* What needs to be done: Copy out every record below, word for word.

──────── Listed entries ────────

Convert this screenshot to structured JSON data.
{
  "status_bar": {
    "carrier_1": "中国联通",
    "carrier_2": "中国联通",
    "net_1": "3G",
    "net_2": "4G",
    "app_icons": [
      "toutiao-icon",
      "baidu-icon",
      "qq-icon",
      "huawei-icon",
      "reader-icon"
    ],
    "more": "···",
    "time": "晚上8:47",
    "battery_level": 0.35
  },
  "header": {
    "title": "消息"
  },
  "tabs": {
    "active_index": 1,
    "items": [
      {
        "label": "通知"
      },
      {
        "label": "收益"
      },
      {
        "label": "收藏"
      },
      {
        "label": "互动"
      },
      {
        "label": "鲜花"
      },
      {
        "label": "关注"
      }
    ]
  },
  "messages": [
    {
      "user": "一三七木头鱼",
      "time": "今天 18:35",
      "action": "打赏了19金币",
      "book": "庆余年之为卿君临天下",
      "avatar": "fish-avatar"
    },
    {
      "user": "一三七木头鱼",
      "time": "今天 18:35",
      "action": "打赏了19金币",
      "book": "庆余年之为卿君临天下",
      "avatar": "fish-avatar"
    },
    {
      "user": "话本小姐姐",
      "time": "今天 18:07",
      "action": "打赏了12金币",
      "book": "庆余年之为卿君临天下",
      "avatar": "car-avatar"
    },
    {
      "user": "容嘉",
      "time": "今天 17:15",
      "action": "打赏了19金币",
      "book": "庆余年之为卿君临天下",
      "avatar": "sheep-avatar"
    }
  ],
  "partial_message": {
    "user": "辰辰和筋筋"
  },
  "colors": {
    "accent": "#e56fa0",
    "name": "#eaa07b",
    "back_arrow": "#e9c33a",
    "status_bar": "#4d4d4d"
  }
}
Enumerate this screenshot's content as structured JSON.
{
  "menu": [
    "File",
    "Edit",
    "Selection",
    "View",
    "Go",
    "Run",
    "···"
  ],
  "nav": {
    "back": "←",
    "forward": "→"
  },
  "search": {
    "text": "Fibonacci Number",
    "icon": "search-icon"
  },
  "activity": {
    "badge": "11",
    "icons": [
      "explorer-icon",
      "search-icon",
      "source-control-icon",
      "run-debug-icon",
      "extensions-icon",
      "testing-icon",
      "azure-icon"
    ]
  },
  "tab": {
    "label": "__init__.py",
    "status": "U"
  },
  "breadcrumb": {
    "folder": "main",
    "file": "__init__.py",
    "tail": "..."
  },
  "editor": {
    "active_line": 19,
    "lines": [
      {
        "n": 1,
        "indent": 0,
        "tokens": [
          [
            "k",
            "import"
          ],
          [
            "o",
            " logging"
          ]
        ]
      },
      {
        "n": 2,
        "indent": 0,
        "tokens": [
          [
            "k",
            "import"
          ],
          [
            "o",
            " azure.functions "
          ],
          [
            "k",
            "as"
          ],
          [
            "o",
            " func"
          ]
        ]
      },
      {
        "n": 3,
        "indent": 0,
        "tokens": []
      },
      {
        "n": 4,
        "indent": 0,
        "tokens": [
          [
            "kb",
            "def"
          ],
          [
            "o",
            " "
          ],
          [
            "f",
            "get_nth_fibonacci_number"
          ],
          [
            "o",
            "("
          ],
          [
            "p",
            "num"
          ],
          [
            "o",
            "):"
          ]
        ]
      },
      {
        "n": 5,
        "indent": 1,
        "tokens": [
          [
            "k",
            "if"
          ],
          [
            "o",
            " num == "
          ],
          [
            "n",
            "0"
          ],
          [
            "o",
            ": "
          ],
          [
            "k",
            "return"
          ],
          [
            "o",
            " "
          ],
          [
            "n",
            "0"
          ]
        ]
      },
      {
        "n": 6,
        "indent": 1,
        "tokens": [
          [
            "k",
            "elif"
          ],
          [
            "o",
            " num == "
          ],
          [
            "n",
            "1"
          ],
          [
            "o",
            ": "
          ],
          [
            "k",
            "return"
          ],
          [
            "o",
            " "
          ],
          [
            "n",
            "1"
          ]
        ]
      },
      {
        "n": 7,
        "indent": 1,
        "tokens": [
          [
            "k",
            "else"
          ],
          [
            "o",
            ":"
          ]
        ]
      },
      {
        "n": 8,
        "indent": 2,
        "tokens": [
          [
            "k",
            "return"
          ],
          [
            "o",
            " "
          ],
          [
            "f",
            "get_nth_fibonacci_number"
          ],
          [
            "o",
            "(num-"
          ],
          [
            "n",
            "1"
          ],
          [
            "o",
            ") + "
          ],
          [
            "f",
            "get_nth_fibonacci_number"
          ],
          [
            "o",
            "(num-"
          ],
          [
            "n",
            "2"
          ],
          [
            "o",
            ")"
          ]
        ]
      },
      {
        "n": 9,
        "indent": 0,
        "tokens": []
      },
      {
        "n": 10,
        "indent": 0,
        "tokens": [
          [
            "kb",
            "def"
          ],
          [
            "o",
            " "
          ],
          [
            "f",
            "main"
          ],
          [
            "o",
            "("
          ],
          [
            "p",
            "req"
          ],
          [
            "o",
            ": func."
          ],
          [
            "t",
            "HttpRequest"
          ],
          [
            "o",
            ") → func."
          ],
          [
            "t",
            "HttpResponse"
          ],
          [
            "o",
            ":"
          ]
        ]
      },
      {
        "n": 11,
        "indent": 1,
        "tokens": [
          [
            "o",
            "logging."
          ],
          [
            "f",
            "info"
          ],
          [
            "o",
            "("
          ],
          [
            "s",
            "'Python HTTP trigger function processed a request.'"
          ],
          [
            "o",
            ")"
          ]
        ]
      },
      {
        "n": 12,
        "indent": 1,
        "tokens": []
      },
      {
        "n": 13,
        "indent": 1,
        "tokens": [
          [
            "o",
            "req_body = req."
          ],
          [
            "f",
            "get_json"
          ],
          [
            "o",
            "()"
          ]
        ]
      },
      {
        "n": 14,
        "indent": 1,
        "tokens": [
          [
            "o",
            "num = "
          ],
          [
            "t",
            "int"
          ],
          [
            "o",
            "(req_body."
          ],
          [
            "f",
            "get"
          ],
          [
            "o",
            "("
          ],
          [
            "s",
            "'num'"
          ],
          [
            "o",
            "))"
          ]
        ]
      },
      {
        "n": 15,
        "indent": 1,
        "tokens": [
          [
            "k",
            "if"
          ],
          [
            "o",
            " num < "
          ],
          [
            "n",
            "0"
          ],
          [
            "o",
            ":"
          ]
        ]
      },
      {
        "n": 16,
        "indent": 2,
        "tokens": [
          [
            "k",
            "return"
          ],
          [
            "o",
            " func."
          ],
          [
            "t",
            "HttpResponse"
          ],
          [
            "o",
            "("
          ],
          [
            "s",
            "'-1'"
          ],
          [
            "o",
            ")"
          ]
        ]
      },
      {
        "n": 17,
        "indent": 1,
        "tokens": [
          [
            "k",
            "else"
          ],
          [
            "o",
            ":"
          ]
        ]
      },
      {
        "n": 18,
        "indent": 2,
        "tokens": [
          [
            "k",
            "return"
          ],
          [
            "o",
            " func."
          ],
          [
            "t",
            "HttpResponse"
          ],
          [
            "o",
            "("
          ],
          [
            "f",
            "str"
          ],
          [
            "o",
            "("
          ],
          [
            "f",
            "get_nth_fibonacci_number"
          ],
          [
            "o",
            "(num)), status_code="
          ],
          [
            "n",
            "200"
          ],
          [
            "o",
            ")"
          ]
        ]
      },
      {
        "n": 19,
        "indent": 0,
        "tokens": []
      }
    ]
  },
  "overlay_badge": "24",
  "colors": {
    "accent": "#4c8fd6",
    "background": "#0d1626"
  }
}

────────

* Output of the exercise:
Convert this screenshot to structured JSON data.
{
  "status_bar": {
    "carrier_1": "中国联通",
    "carrier_2": "中国联通",
    "net_1": "3G",
    "net_2": "4G",
    "app_icons": [
      "toutiao-icon",
      "baidu-icon",
      "qq-icon",
      "huawei-icon",
      "reader-icon"
    ],
    "more": "···",
    "time": "晚上8:47",
    "battery_level": 0.35
  },
  "header": {
    "title": "消息"
  },
  "tabs": {
    "active_index": 1,
    "items": [
      {
        "label": "通知"
      },
      {
        "label": "收益"
      },
      {
        "label": "收藏"
      },
      {
        "label": "互动"
      },
      {
        "label": "鲜花"
      },
      {
        "label": "关注"
      }
    ]
  },
  "messages": [
    {
      "user": "一三七木头鱼",
      "time": "今天 18:35",
      "action": "打赏了19金币",
      "book": "庆余年之为卿君临天下",
      "avatar": "fish-avatar"
    },
    {
      "user": "一三七木头鱼",
      "time": "今天 18:35",
      "action": "打赏了19金币",
      "book": "庆余年之为卿君临天下",
      "avatar": "fish-avatar"
    },
    {
      "user": "话本小姐姐",
      "time": "今天 18:07",
      "action": "打赏了12金币",
      "book": "庆余年之为卿君临天下",
      "avatar": "car-avatar"
    },
    {
      "user": "容嘉",
      "time": "今天 17:15",
      "action": "打赏了19金币",
      "book": "庆余年之为卿君临天下",
      "avatar": "sheep-avatar"
    }
  ],
  "partial_message": {
    "user": "辰辰和筋筋"
  },
  "colors": {
    "accent": "#e56fa0",
    "name": "#eaa07b",
    "back_arrow": "#e9c33a",
    "status_bar": "#4d4d4d"
  }
}
Enumerate this screenshot's content as structured JSON.
{
  "menu": [
    "File",
    "Edit",
    "Selection",
    "View",
    "Go",
    "Run",
    "···"
  ],
  "nav": {
    "back": "←",
    "forward": "→"
  },
  "search": {
    "text": "Fibonacci Number",
    "icon": "search-icon"
  },
  "activity": {
    "badge": "11",
    "icons": [
      "explorer-icon",
      "search-icon",
      "source-control-icon",
      "run-debug-icon",
      "extensions-icon",
      "testing-icon",
      "azure-icon"
    ]
  },
  "tab": {
    "label": "__init__.py",
    "status": "U"
  },
  "breadcrumb": {
    "folder": "main",
    "file": "__init__.py",
    "tail": "..."
  },
  "editor": {
    "active_line": 19,
    "lines": [
      {
        "n": 1,
        "indent": 0,
        "tokens": [
          [
            "k",
            "import"
          ],
          [
            "o",
            " logging"
          ]
        ]
      },
      {
        "n": 2,
        "indent": 0,
        "tokens": [
          [
            "k",
            "import"
          ],
          [
            "o",
            " azure.functions "
          ],
          [
            "k",
            "as"
          ],
          [
            "o",
            " func"
          ]
        ]
      },
      {
        "n": 3,
        "indent": 0,
        "tokens": []
      },
      {
        "n": 4,
        "indent": 0,
        "tokens": [
          [
            "kb",
            "def"
          ],
          [
            "o",
            " "
          ],
          [
            "f",
            "get_nth_fibonacci_number"
          ],
          [
            "o",
            "("
          ],
          [
            "p",
            "num"
          ],
          [
            "o",
            "):"
          ]
        ]
      },
      {
        "n": 5,
        "indent": 1,
        "tokens": [
          [
            "k",
            "if"
          ],
          [
            "o",
            " num == "
          ],
          [
            "n",
            "0"
          ],
          [
            "o",
            ": "
          ],
          [
            "k",
            "return"
          ],
          [
            "o",
            " "
          ],
          [
            "n",
            "0"
          ]
        ]
      },
      {
        "n": 6,
        "indent": 1,
        "tokens": [
          [
            "k",
            "elif"
          ],
          [
            "o",
            " num == "
          ],
          [
            "n",
            "1"
          ],
          [
            "o",
            ": "
          ],
          [
            "k",
            "return"
          ],
          [
            "o",
            " "
          ],
          [
            "n",
            "1"
          ]
        ]
      },
      {
        "n": 7,
        "indent": 1,
        "tokens": [
          [
            "k",
            "else"
          ],
          [
            "o",
            ":"
          ]
        ]
      },
      {
        "n": 8,
        "indent": 2,
        "tokens": [
          [
            "k",
            "return"
          ],
          [
            "o",
            " "
          ],
          [
            "f",
            "get_nth_fibonacci_number"
          ],
          [
            "o",
            "(num-"
          ],
          [
            "n",
            "1"
          ],
          [
            "o",
            ") + "
          ],
          [
            "f",
            "get_nth_fibonacci_number"
          ],
          [
            "o",
            "(num-"
          ],
          [
            "n",
            "2"
          ],
          [
            "o",
            ")"
          ]
        ]
      },
      {
        "n": 9,
        "indent": 0,
        "tokens": []
      },
      {
        "n": 10,
        "indent": 0,
        "tokens": [
          [
            "kb",
            "def"
          ],
          [
            "o",
            " "
          ],
          [
            "f",
            "main"
          ],
          [
            "o",
            "("
          ],
          [
            "p",
            "req"
          ],
          [
            "o",
            ": func."
          ],
          [
            "t",
            "HttpRequest"
          ],
          [
            "o",
            ") → func."
          ],
          [
            "t",
            "HttpResponse"
          ],
          [
            "o",
            ":"
          ]
        ]
      },
      {
        "n": 11,
        "indent": 1,
        "tokens": [
          [
            "o",
            "logging."
          ],
          [
            "f",
            "info"
          ],
          [
            "o",
            "("
          ],
          [
            "s",
            "'Python HTTP trigger function processed a request.'"
          ],
          [
            "o",
            ")"
          ]
        ]
      },
      {
        "n": 12,
        "indent": 1,
        "tokens": []
      },
      {
        "n": 13,
        "indent": 1,
        "tokens": [
          [
            "o",
            "req_body = req."
          ],
          [
            "f",
            "get_json"
          ],
          [
            "o",
            "()"
          ]
        ]
      },
      {
        "n": 14,
        "indent": 1,
        "tokens": [
          [
            "o",
            "num = "
          ],
          [
            "t",
            "int"
          ],
          [
            "o",
            "(req_body."
          ],
          [
            "f",
            "get"
          ],
          [
            "o",
            "("
          ],
          [
            "s",
            "'num'"
          ],
          [
            "o",
            "))"
          ]
        ]
      },
      {
        "n": 15,
        "indent": 1,
        "tokens": [
          [
            "k",
            "if"
          ],
          [
            "o",
            " num < "
          ],
          [
            "n",
            "0"
          ],
          [
            "o",
            ":"
          ]
        ]
      },
      {
        "n": 16,
        "indent": 2,
        "tokens": [
          [
            "k",
            "return"
          ],
          [
            "o",
            " func."
          ],
          [
            "t",
            "HttpResponse"
          ],
          [
            "o",
            "("
          ],
          [
            "s",
            "'-1'"
          ],
          [
            "o",
            ")"
          ]
        ]
      },
      {
        "n": 17,
        "indent": 1,
        "tokens": [
          [
            "k",
            "else"
          ],
          [
            "o",
            ":"
          ]
        ]
      },
      {
        "n": 18,
        "indent": 2,
        "tokens": [
          [
            "k",
            "return"
          ],
          [
            "o",
            " func."
          ],
          [
            "t",
            "HttpResponse"
          ],
          [
            "o",
            "("
          ],
          [
            "f",
            "str"
          ],
          [
            "o",
            "("
          ],
          [
            "f",
            "get_nth_fibonacci_number"
          ],
          [
            "o",
            "(num)), status_code="
          ],
          [
            "n",
            "200"
          ],
          [
            "o",
            ")"
          ]
        ]
      },
      {
        "n": 19,
        "indent": 0,
        "tokens": []
      }
    ]
  },
  "overlay_badge": "24",
  "colors": {
    "accent": "#4c8fd6",
    "background": "#0d1626"
  }
}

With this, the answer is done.